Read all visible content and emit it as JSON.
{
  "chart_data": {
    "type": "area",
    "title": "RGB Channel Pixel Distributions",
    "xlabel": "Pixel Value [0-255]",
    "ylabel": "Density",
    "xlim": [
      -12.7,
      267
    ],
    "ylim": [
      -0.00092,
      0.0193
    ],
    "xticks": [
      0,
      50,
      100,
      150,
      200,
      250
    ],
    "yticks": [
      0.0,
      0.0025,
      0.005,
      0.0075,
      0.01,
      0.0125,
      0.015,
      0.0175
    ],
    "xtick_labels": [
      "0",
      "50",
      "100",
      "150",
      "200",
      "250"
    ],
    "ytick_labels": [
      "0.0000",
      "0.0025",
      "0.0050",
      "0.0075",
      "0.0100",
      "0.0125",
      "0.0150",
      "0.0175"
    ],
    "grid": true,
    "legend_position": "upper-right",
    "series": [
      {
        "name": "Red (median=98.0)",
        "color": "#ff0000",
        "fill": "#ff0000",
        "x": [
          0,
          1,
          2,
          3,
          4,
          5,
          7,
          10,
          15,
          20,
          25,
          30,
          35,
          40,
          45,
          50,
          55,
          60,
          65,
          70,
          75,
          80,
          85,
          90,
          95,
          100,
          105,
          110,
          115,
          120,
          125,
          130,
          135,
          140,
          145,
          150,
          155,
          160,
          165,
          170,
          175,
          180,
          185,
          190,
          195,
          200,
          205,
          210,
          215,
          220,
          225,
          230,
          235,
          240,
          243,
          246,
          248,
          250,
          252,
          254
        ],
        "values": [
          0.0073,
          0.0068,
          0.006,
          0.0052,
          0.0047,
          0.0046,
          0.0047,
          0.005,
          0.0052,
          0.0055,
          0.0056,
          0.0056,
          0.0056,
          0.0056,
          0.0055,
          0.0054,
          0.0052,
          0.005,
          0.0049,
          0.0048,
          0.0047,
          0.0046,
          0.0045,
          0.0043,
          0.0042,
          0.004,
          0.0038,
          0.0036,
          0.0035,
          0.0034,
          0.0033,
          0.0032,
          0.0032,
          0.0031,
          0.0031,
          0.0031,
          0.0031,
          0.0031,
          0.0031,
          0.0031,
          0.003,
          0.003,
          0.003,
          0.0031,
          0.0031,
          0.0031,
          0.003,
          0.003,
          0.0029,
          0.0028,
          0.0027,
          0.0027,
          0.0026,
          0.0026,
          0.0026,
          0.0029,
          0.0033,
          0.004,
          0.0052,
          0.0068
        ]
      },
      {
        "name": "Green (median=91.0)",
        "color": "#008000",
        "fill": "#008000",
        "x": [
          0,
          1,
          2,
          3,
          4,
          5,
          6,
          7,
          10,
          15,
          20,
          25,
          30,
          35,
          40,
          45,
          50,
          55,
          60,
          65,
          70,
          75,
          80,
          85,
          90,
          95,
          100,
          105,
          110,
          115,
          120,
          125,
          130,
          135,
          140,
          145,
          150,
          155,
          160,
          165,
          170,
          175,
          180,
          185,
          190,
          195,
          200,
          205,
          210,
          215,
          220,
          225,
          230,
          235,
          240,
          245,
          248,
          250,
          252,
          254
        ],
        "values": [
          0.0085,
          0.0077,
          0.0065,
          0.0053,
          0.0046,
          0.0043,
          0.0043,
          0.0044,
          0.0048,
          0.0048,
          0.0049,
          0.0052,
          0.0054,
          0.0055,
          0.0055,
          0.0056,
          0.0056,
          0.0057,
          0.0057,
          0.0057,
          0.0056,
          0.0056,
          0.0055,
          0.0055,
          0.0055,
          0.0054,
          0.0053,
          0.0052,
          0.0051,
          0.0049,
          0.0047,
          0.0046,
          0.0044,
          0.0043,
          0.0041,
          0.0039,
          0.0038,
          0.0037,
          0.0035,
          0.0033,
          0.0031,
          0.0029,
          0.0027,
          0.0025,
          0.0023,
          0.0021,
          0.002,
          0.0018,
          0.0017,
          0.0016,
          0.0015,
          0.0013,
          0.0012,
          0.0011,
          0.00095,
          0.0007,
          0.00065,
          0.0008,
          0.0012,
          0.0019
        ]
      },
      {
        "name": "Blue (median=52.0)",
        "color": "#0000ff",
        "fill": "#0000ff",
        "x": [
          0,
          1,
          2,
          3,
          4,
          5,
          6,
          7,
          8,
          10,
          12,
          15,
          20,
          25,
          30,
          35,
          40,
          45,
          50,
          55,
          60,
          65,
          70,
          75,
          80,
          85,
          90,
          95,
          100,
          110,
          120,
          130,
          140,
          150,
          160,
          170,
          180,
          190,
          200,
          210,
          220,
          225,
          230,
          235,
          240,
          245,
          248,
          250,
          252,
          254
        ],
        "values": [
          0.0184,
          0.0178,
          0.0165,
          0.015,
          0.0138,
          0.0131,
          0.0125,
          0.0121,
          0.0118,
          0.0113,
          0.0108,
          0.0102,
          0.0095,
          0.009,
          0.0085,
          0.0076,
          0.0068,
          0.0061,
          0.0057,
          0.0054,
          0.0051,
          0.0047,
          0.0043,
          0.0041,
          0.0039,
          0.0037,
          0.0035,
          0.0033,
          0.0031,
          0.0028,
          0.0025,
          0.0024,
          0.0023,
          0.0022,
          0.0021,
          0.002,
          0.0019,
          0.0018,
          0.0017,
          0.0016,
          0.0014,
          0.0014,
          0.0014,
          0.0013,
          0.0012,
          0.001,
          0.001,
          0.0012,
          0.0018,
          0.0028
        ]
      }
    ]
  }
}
____
Using the listing, collect all lines in which the string "color" is found.

        "color": "#ff0000",
        "color": "#008000",
        "color": "#0000ff",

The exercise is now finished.